* Data records:
☆ ☆ ☆ ☆ ☆
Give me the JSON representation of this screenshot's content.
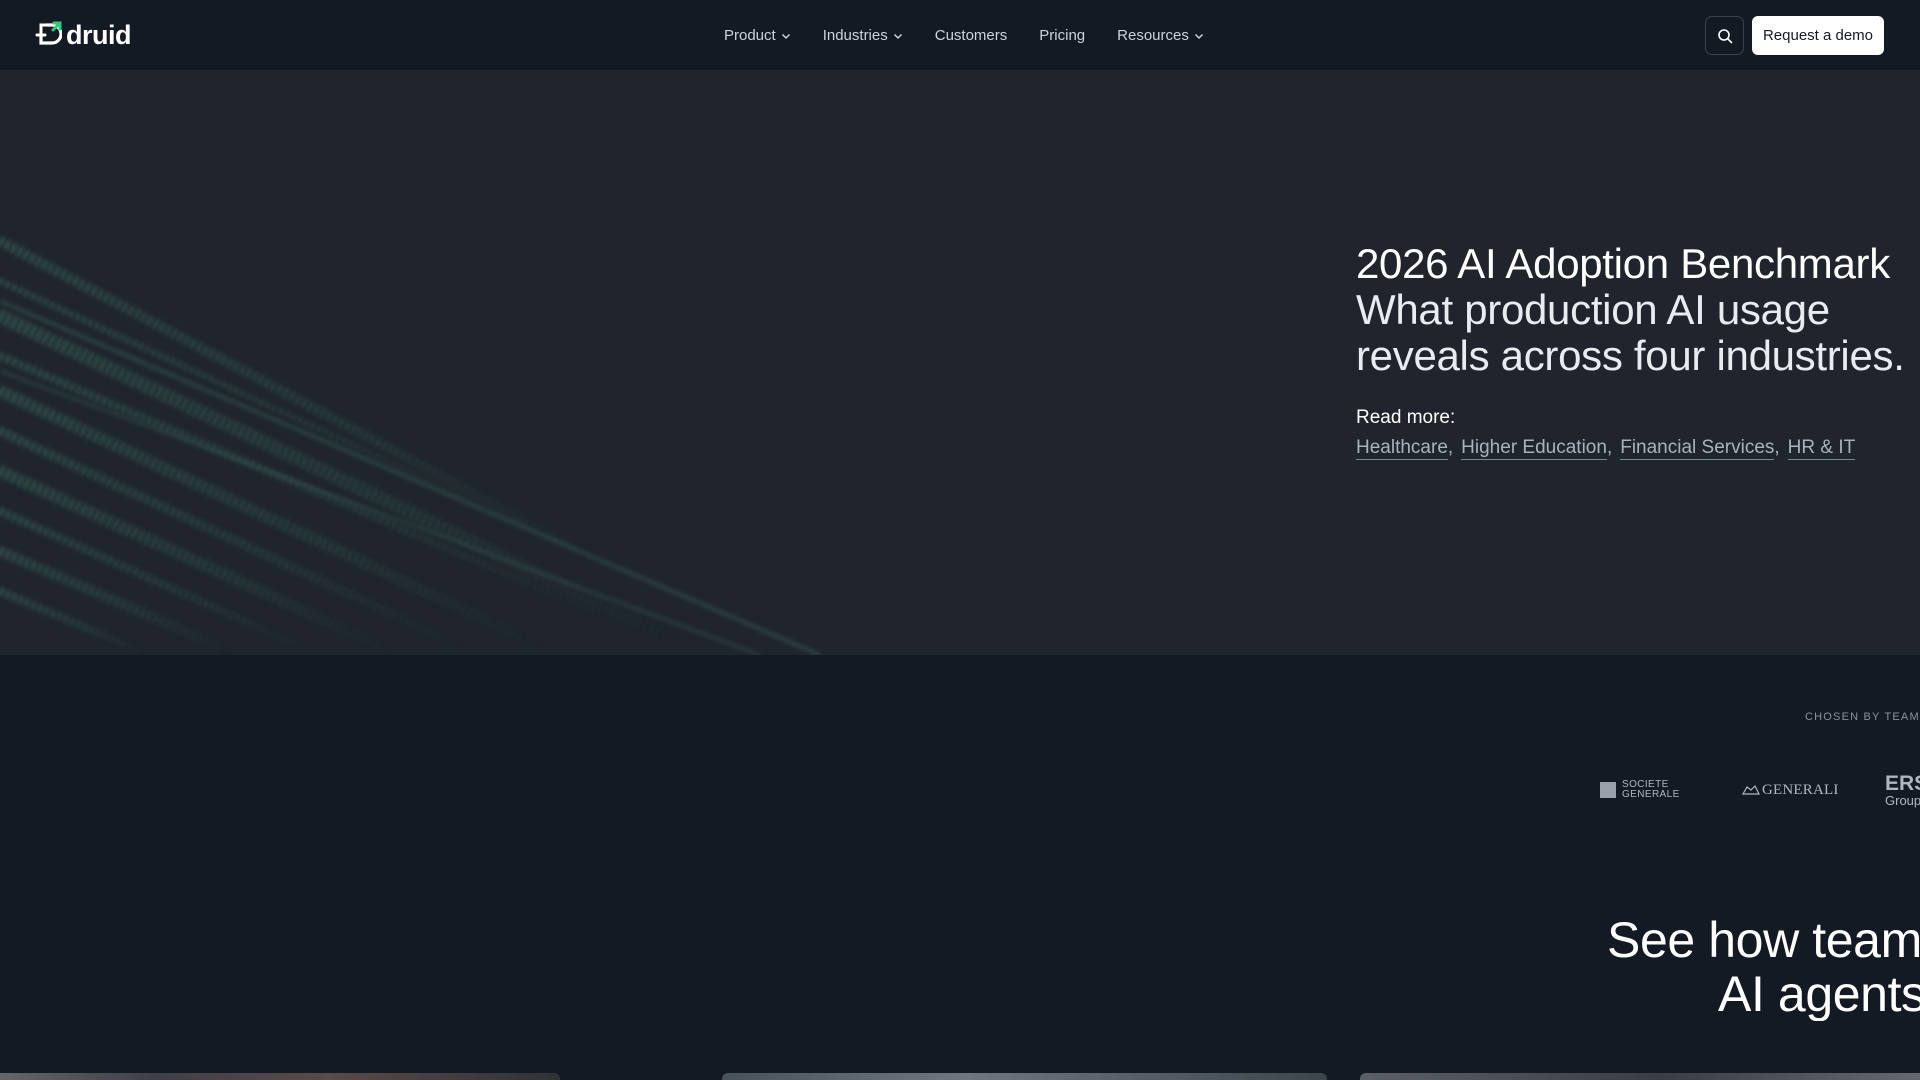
{
  "header": {
    "logo_text": "druid",
    "nav": [
      {
        "label": "Product",
        "has_dropdown": true
      },
      {
        "label": "Industries",
        "has_dropdown": true
      },
      {
        "label": "Customers",
        "has_dropdown": false
      },
      {
        "label": "Pricing",
        "has_dropdown": false
      },
      {
        "label": "Resources",
        "has_dropdown": true
      }
    ],
    "search_icon": "search-icon",
    "cta_label": "Request a demo"
  },
  "hero": {
    "title": "2026 AI Adoption Benchmark",
    "subtitle": "What production AI usage reveals across four industries.",
    "read_more_label": "Read more:",
    "links": [
      "Healthcare",
      "Higher Education",
      "Financial Services",
      "HR & IT"
    ]
  },
  "clients": {
    "caption": "CHOSEN BY TEAMS W",
    "logos": [
      {
        "name": "SOCIETE GENERALE",
        "line1": "SOCIETE",
        "line2": "GENERALE"
      },
      {
        "name": "GENERALI",
        "text": "GENERALI"
      },
      {
        "name": "ERSTE Group",
        "big": "ERS",
        "small": "Group"
      }
    ]
  },
  "teams_section": {
    "line1": "See how teams",
    "line2": "AI agents"
  },
  "colors": {
    "background": "#141a24",
    "hero_background": "#20252d",
    "brand_accent": "#34c77b",
    "cta_background": "#ffffff"
  }
}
☆ ☆ ☆ ☆ ☆
* EXERCISE: Reproduce the whole listing word for word, setting aside any pictures.

* EXERCISE SOLUTION:
Give me the JSON representation of this screenshot's content.
{
  "header": {
    "logo_text": "druid",
    "nav": [
      {
        "label": "Product",
        "has_dropdown": true
      },
      {
        "label": "Industries",
        "has_dropdown": true
      },
      {
        "label": "Customers",
        "has_dropdown": false
      },
      {
        "label": "Pricing",
        "has_dropdown": false
      },
      {
        "label": "Resources",
        "has_dropdown": true
      }
    ],
    "search_icon": "search-icon",
    "cta_label": "Request a demo"
  },
  "hero": {
    "title": "2026 AI Adoption Benchmark",
    "subtitle": "What production AI usage reveals across four industries.",
    "read_more_label": "Read more:",
    "links": [
      "Healthcare",
      "Higher Education",
      "Financial Services",
      "HR & IT"
    ]
  },
  "clients": {
    "caption": "CHOSEN BY TEAMS W",
    "logos": [
      {
        "name": "SOCIETE GENERALE",
        "line1": "SOCIETE",
        "line2": "GENERALE"
      },
      {
        "name": "GENERALI",
        "text": "GENERALI"
      },
      {
        "name": "ERSTE Group",
        "big": "ERS",
        "small": "Group"
      }
    ]
  },
  "teams_section": {
    "line1": "See how teams",
    "line2": "AI agents"
  },
  "colors": {
    "background": "#141a24",
    "hero_background": "#20252d",
    "brand_accent": "#34c77b",
    "cta_background": "#ffffff"
  }
}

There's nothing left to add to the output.